Work to do —
Give the count of lines containing the string "more", with no other output.

Dataset entries —

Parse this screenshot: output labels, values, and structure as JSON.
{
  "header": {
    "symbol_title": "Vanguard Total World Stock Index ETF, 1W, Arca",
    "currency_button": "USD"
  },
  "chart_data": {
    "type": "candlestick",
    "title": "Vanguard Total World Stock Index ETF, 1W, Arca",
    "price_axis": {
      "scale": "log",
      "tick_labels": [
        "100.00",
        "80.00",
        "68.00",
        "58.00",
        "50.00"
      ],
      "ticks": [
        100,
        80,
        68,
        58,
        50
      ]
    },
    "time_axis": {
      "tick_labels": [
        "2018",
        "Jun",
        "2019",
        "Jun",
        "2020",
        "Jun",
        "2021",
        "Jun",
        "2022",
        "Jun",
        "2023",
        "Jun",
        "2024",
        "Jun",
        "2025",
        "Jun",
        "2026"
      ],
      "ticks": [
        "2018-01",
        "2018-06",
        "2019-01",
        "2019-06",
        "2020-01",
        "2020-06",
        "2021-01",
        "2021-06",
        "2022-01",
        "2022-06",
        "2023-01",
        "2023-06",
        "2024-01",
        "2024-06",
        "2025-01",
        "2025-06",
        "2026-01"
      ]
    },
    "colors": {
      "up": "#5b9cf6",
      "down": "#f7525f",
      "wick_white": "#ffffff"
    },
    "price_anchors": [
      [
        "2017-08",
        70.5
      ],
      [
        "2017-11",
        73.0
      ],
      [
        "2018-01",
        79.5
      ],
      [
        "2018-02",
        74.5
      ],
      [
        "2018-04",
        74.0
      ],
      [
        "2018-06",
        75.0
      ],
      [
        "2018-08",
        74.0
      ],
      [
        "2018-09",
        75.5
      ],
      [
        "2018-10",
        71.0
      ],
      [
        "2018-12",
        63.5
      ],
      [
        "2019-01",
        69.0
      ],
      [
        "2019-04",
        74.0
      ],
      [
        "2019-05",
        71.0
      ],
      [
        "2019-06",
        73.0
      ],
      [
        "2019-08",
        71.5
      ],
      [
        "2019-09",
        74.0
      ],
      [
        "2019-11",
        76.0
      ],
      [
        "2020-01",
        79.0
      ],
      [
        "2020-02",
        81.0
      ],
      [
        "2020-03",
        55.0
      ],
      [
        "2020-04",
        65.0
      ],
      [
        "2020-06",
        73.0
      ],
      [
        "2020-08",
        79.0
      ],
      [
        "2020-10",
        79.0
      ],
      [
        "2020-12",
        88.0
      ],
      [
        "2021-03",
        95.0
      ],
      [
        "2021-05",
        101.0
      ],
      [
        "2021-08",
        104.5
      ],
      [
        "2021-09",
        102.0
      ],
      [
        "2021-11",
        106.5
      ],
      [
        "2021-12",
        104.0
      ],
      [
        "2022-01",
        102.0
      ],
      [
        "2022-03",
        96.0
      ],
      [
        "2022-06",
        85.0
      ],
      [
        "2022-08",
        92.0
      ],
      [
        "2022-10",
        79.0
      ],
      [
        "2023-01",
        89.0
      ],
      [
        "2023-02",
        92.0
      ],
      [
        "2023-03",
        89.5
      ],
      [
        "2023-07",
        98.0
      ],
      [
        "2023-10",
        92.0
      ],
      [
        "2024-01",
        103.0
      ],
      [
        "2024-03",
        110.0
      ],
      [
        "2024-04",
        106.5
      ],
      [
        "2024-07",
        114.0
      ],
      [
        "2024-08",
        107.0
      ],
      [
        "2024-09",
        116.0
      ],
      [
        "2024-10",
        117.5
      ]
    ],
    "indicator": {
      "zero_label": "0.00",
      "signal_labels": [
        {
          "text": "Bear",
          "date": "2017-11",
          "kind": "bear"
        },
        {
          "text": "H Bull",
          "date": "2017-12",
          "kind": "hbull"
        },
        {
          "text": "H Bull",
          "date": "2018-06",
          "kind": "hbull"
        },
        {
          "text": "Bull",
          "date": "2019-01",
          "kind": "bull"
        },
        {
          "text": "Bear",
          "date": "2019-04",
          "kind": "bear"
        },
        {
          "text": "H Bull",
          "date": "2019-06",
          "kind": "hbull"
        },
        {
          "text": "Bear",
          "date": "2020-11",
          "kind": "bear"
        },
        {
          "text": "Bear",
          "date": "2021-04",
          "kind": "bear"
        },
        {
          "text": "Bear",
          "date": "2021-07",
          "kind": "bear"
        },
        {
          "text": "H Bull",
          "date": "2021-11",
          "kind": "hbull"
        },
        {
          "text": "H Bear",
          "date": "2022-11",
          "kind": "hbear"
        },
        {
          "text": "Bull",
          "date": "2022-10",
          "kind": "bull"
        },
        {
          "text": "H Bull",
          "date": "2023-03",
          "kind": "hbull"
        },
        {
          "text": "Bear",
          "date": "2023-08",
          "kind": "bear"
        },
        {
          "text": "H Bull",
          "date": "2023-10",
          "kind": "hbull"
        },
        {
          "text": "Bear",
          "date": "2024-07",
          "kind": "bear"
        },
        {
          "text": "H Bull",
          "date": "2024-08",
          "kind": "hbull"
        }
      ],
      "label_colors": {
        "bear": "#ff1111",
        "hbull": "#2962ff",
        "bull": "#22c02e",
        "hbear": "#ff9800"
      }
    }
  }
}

...

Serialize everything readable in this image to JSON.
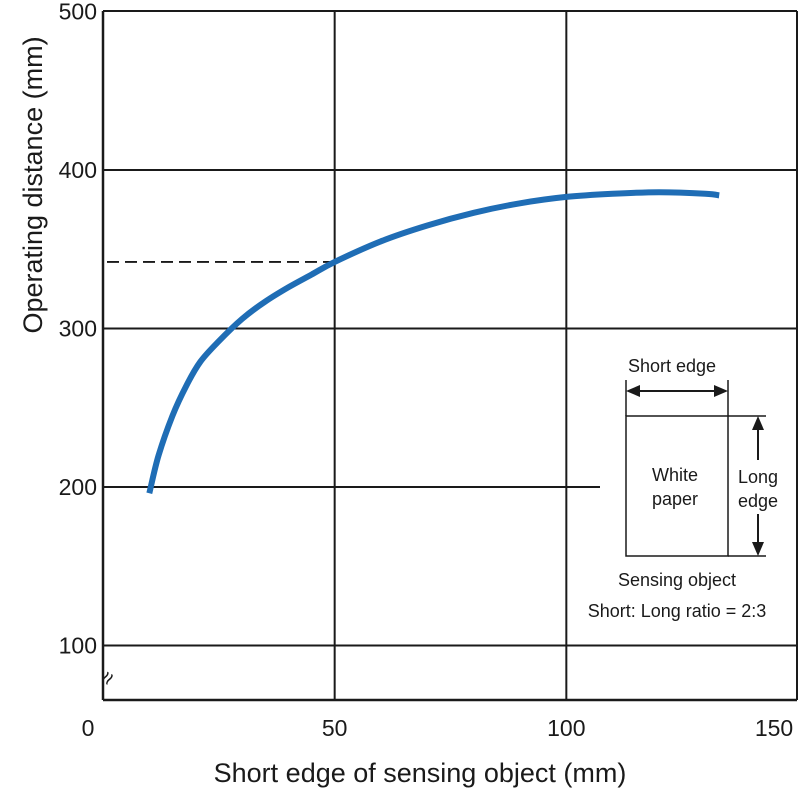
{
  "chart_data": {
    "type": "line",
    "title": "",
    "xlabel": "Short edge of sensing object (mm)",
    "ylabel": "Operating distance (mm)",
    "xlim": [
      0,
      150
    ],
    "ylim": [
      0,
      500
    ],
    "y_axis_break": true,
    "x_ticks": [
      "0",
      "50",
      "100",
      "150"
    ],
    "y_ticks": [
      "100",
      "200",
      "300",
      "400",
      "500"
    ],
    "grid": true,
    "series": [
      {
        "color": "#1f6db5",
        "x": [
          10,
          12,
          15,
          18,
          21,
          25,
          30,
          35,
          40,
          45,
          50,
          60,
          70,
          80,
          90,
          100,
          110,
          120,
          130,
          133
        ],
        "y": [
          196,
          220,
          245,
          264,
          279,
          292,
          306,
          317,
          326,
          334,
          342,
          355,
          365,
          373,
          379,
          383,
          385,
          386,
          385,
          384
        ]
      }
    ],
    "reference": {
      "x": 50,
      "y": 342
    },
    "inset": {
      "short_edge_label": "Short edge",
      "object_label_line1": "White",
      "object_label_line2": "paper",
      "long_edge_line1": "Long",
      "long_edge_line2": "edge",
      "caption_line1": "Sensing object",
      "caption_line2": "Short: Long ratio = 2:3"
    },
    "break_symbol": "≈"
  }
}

...

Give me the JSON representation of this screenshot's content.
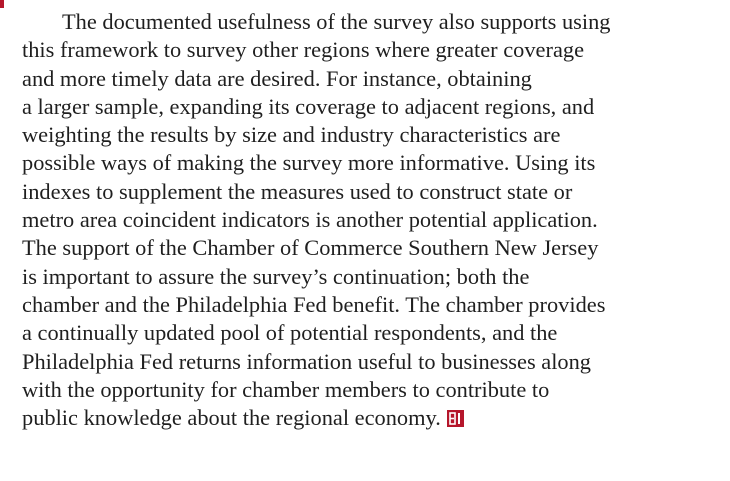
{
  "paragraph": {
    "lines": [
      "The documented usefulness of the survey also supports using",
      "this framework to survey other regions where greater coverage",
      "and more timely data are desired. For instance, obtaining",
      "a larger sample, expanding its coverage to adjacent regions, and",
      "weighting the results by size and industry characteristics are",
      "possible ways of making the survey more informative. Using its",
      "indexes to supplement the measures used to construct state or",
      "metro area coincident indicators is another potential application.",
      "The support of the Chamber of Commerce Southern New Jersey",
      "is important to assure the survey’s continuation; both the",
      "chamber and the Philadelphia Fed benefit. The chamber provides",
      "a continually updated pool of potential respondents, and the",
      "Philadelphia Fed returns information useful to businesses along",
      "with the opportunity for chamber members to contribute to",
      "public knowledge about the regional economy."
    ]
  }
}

Finished answer —
2